Copy the records below exactly as they are written.

-- Start Data entries --

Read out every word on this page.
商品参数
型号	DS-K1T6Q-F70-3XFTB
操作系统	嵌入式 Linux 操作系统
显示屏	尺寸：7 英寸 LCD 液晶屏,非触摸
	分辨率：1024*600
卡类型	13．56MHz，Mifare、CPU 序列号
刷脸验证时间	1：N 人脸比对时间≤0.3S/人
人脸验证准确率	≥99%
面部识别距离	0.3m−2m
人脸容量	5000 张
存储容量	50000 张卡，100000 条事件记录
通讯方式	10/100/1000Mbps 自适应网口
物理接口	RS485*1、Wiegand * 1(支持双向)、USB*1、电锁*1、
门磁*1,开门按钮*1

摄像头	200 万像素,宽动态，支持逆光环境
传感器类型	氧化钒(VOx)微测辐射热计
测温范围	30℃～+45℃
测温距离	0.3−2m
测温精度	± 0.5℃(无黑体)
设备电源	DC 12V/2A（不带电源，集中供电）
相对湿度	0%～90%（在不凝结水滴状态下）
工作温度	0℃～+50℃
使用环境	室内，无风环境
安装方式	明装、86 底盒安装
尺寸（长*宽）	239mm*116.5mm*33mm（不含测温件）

-- End Data entries --

- _Solution to this exercise_:
Read out every word on this page.
商品参数
型号	DS-K1T6Q-F70-3XFTB
操作系统	嵌入式 Linux 操作系统
显示屏	尺寸：7 英寸 LCD 液晶屏,非触摸
	分辨率：1024*600
卡类型	13．56MHz，Mifare、CPU 序列号
刷脸验证时间	1：N 人脸比对时间≤0.3S/人
人脸验证准确率	≥99%
面部识别距离	0.3m−2m
人脸容量	5000 张
存储容量	50000 张卡，100000 条事件记录
通讯方式	10/100/1000Mbps 自适应网口
物理接口	RS485*1、Wiegand * 1(支持双向)、USB*1、电锁*1、
门磁*1,开门按钮*1

摄像头	200 万像素,宽动态，支持逆光环境
传感器类型	氧化钒(VOx)微测辐射热计
测温范围	30℃～+45℃
测温距离	0.3−2m
测温精度	± 0.5℃(无黑体)
设备电源	DC 12V/2A（不带电源，集中供电）
相对湿度	0%～90%（在不凝结水滴状态下）
工作温度	0℃～+50℃
使用环境	室内，无风环境
安装方式	明装、86 底盒安装
尺寸（长*宽）	239mm*116.5mm*33mm（不含测温件）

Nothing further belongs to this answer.